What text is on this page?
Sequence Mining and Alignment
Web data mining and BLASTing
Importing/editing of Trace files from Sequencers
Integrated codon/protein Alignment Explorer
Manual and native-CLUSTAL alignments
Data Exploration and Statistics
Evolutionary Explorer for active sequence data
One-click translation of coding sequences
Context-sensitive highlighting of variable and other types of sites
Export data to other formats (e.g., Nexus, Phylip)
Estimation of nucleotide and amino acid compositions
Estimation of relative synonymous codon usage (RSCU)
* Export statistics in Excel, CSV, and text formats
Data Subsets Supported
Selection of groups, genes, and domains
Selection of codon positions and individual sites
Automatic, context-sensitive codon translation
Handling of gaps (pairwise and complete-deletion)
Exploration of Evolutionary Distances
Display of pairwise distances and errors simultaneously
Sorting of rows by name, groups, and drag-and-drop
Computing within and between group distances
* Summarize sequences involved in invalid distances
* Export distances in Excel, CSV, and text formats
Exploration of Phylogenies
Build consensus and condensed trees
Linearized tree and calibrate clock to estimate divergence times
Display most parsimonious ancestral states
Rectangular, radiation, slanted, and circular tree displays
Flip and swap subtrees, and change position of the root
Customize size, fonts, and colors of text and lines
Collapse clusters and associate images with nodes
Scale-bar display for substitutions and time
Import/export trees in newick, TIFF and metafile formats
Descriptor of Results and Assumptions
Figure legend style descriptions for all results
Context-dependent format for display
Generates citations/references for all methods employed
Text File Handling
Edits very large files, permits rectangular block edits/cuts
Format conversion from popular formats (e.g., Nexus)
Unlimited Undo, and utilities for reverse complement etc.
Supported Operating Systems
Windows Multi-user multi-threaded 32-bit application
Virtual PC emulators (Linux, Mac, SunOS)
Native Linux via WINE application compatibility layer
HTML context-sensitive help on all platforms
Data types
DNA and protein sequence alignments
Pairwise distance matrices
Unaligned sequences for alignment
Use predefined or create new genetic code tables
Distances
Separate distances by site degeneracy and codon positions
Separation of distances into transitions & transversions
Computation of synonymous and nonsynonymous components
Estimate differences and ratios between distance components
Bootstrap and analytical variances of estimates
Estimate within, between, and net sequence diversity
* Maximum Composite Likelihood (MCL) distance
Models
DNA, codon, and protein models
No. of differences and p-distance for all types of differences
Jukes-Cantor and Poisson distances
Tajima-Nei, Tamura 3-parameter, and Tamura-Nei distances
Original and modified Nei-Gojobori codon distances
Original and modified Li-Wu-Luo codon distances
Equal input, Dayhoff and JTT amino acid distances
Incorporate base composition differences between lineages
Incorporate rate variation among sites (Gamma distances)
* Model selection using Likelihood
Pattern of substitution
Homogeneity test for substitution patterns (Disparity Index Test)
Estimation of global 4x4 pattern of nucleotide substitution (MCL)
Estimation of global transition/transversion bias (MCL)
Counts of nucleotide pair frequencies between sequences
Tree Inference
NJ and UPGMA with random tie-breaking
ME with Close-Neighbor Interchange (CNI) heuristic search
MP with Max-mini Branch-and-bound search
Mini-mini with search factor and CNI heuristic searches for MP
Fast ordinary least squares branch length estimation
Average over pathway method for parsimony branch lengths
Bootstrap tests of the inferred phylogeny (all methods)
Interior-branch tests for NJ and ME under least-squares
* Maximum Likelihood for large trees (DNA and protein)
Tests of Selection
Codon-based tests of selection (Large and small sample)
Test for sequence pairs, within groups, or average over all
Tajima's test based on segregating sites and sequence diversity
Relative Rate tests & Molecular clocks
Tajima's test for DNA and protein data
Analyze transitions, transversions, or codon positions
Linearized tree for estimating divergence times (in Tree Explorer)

____________________

Scan the material above for the word "divergence", and copy each line where it appears.

*RESPONSE TO THIS EXERCISE*.
Linearized tree and calibrate clock to estimate divergence times
Linearized tree for estimating divergence times (in Tree Explorer)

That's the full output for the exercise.